Given instruction
Find the line containing "Output the text content of this document." in the entries; transcribe it and all remaining lines through the end, exactly as they appear, but not the pictures.

Dataset rows
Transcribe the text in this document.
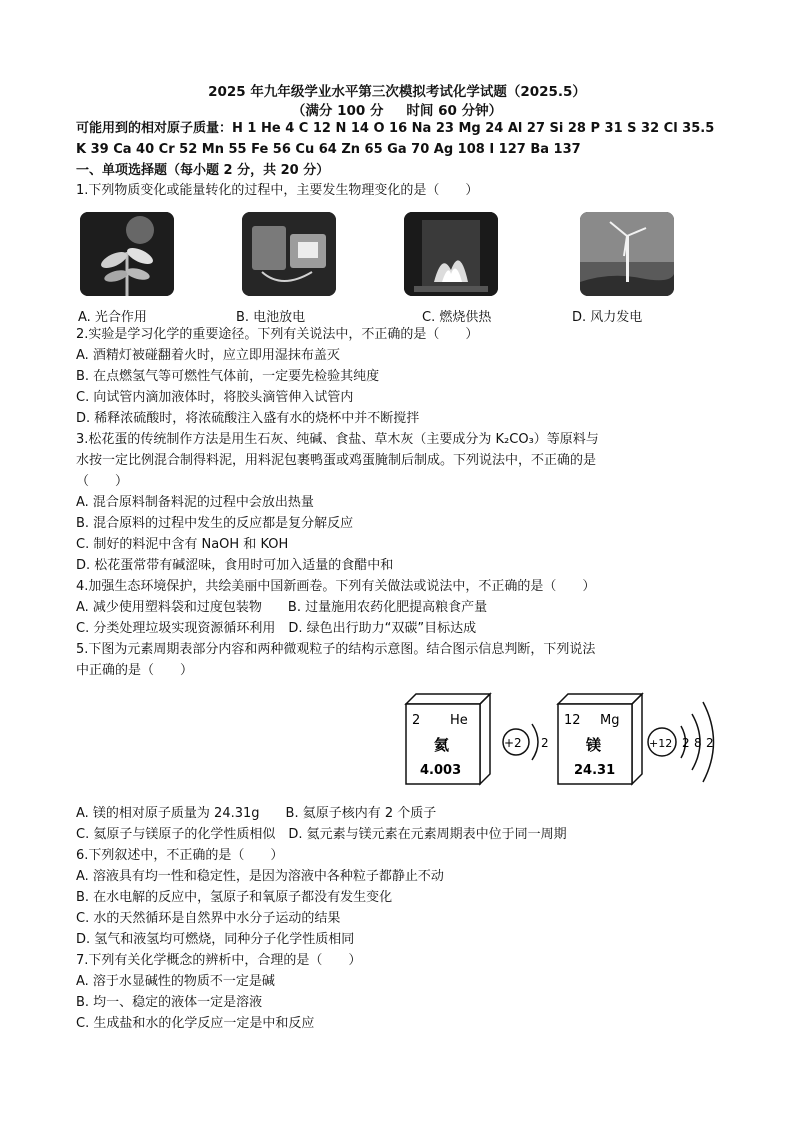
2025 年九年级学业水平第三次模拟考试化学试题（2025.5）
（满分 100 分 　 时间 60 分钟）
可能用到的相对原子质量：H 1 He 4 C 12 N 14 O 16 Na 23 Mg 24 Al 27 Si 28 P 31 S 32 Cl 35.5
K 39 Ca 40 Cr 52 Mn 55 Fe 56 Cu 64 Zn 65 Ga 70 Ag 108 I 127 Ba 137
一、单项选择题（每小题 2 分，共 20 分）
1.下列物质变化或能量转化的过程中，主要发生物理变化的是（　　）
A. 光合作用	B. 电池放电	C. 燃烧供热	D. 风力发电
2.实验是学习化学的重要途径。下列有关说法中，不正确的是（　　）
A. 酒精灯被碰翻着火时，应立即用湿抹布盖灭
B. 在点燃氢气等可燃性气体前，一定要先检验其纯度
C. 向试管内滴加液体时，将胶头滴管伸入试管内
D. 稀释浓硫酸时，将浓硫酸注入盛有水的烧杯中并不断搅拌
3.松花蛋的传统制作方法是用生石灰、纯碱、食盐、草木灰（主要成分为 K₂CO₃）等原料与
水按一定比例混合制得料泥，用料泥包裹鸭蛋或鸡蛋腌制后制成。下列说法中，不正确的是
（　　）
A. 混合原料制备料泥的过程中会放出热量
B. 混合原料的过程中发生的反应都是复分解反应
C. 制好的料泥中含有 NaOH 和 KOH
D. 松花蛋常带有碱涩味，食用时可加入适量的食醋中和
4.加强生态环境保护，共绘美丽中国新画卷。下列有关做法或说法中，不正确的是（　　）
A. 减少使用塑料袋和过度包装物　　B. 过量施用农药化肥提高粮食产量
C. 分类处理垃圾实现资源循环利用　D. 绿色出行助力“双碳”目标达成
5.下图为元素周期表部分内容和两种微观粒子的结构示意图。结合图示信息判断，下列说法
中正确的是（　　）
2 He
氦
4.003
+2 2
12 Mg
镁
24.31
+12 2 8 2
A. 镁的相对原子质量为 24.31g　　B. 氦原子核内有 2 个质子
C. 氦原子与镁原子的化学性质相似　D. 氦元素与镁元素在元素周期表中位于同一周期
6.下列叙述中，不正确的是（　　）
A. 溶液具有均一性和稳定性，是因为溶液中各种粒子都静止不动
B. 在水电解的反应中，氢原子和氧原子都没有发生变化
C. 水的天然循环是自然界中水分子运动的结果
D. 氢气和液氢均可燃烧，同种分子化学性质相同
7.下列有关化学概念的辨析中，合理的是（　　）
A. 溶于水显碱性的物质不一定是碱
B. 均一、稳定的液体一定是溶液
C. 生成盐和水的化学反应一定是中和反应
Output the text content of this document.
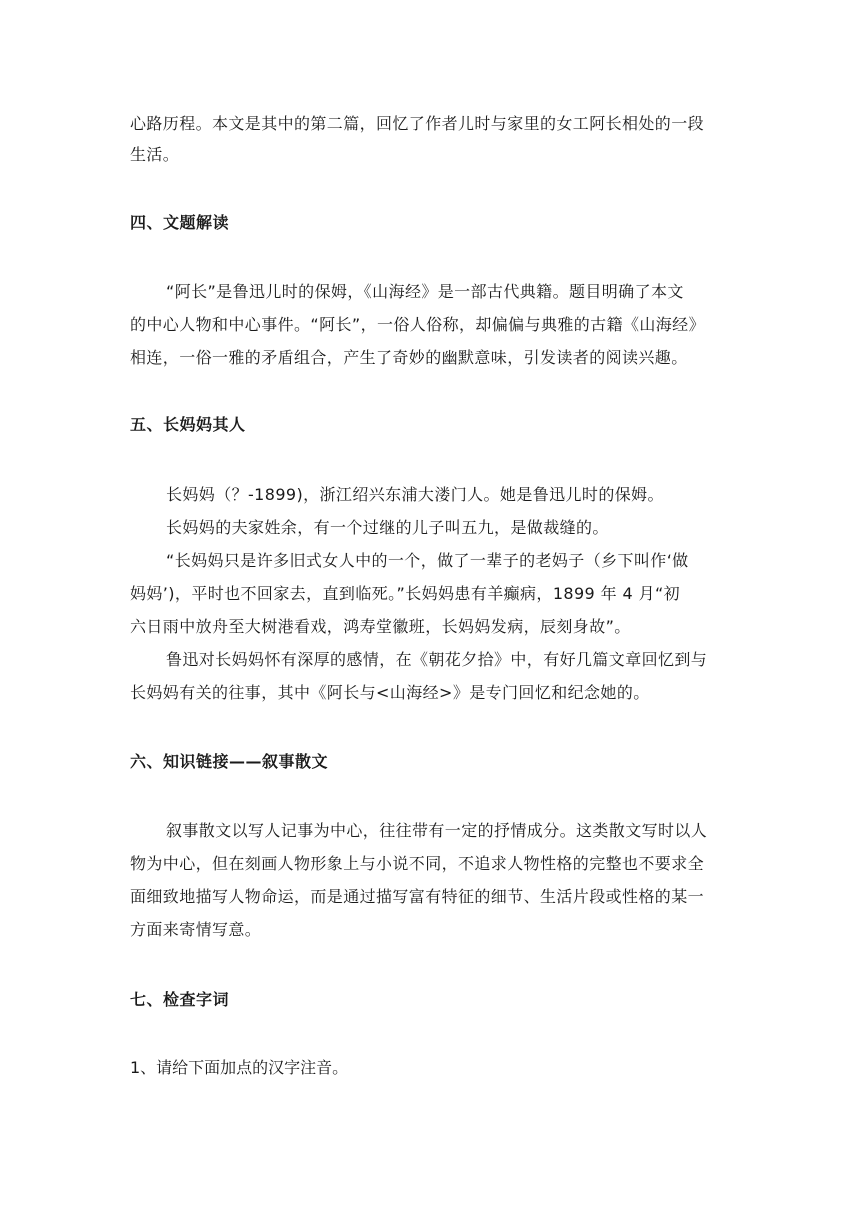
心路历程。本文是其中的第二篇，回忆了作者儿时与家里的女工阿长相处的一段

生活。

四、文题解读

“阿长”是鲁迅儿时的保姆，《山海经》是一部古代典籍。题目明确了本文

的中心人物和中心事件。“阿长”，一俗人俗称，却偏偏与典雅的古籍《山海经》

相连，一俗一雅的矛盾组合，产生了奇妙的幽默意味，引发读者的阅读兴趣。

五、长妈妈其人

长妈妈（？-1899)，浙江绍兴东浦大溇门人。她是鲁迅儿时的保姆。

长妈妈的夫家姓余，有一个过继的儿子叫五九，是做裁缝的。

“长妈妈只是许多旧式女人中的一个，做了一辈子的老妈子（乡下叫作‘做

妈妈’)，平时也不回家去，直到临死。”长妈妈患有羊癫病，1899 年 4 月“初

六日雨中放舟至大树港看戏，鸿寿堂徽班，长妈妈发病，辰刻身故”。

鲁迅对长妈妈怀有深厚的感情，在《朝花夕拾》中，有好几篇文章回忆到与

长妈妈有关的往事，其中《阿长与<山海经>》是专门回忆和纪念她的。

六、知识链接——叙事散文

叙事散文以写人记事为中心，往往带有一定的抒情成分。这类散文写时以人

物为中心，但在刻画人物形象上与小说不同，不追求人物性格的完整也不要求全

面细致地描写人物命运，而是通过描写富有特征的细节、生活片段或性格的某一

方面来寄情写意。

七、检查字词

1、请给下面加点的汉字注音。
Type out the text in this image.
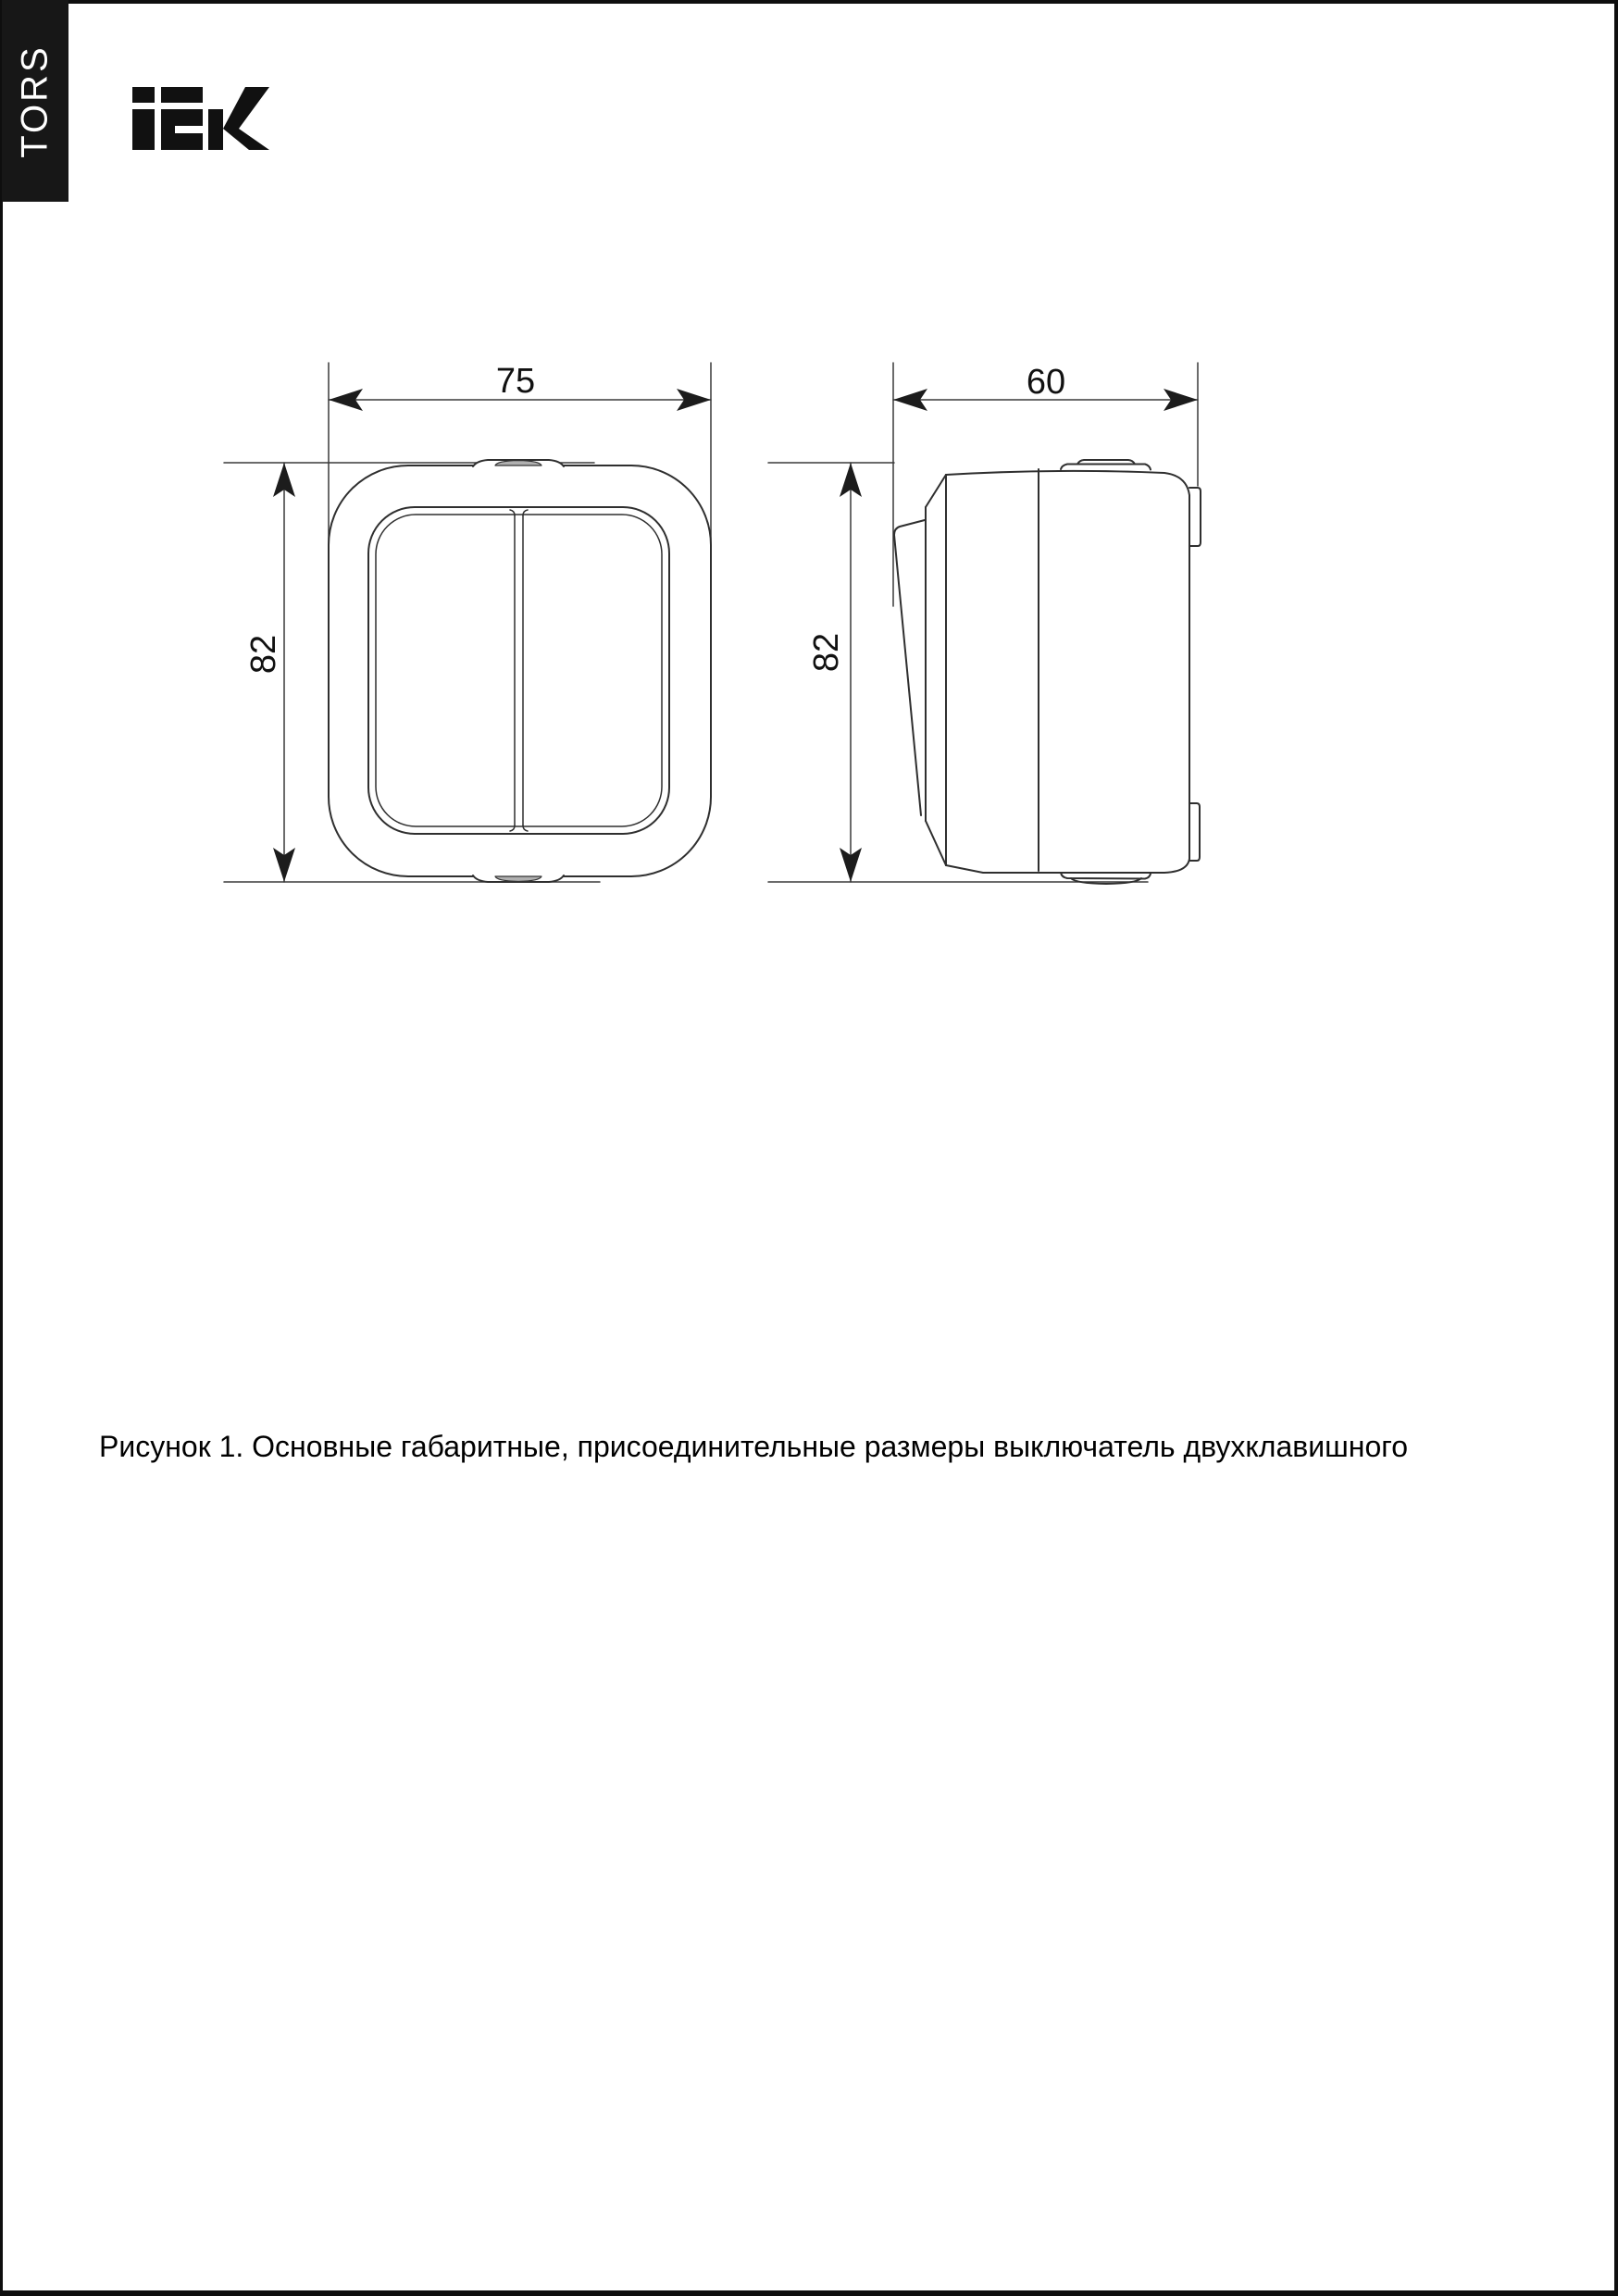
TORS
75
82
60
82
Рисунок 1. Основные габаритные, присоединительные размеры выключатель двухклавишного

Output
Output the text content of this document.
心路历程。本文是其中的第二篇，回忆了作者儿时与家里的女工阿长相处的一段

生活。

四、文题解读

“阿长”是鲁迅儿时的保姆，《山海经》是一部古代典籍。题目明确了本文

的中心人物和中心事件。“阿长”，一俗人俗称，却偏偏与典雅的古籍《山海经》

相连，一俗一雅的矛盾组合，产生了奇妙的幽默意味，引发读者的阅读兴趣。

五、长妈妈其人

长妈妈（？-1899)，浙江绍兴东浦大溇门人。她是鲁迅儿时的保姆。

长妈妈的夫家姓余，有一个过继的儿子叫五九，是做裁缝的。

“长妈妈只是许多旧式女人中的一个，做了一辈子的老妈子（乡下叫作‘做

妈妈’)，平时也不回家去，直到临死。”长妈妈患有羊癫病，1899 年 4 月“初

六日雨中放舟至大树港看戏，鸿寿堂徽班，长妈妈发病，辰刻身故”。

鲁迅对长妈妈怀有深厚的感情，在《朝花夕拾》中，有好几篇文章回忆到与

长妈妈有关的往事，其中《阿长与<山海经>》是专门回忆和纪念她的。

六、知识链接——叙事散文

叙事散文以写人记事为中心，往往带有一定的抒情成分。这类散文写时以人

物为中心，但在刻画人物形象上与小说不同，不追求人物性格的完整也不要求全

面细致地描写人物命运，而是通过描写富有特征的细节、生活片段或性格的某一

方面来寄情写意。

七、检查字词

1、请给下面加点的汉字注音。
Type out the text in this image.
TORS
75
82
60
82
Рисунок 1. Основные габаритные, присоединительные размеры выключатель двухклавишного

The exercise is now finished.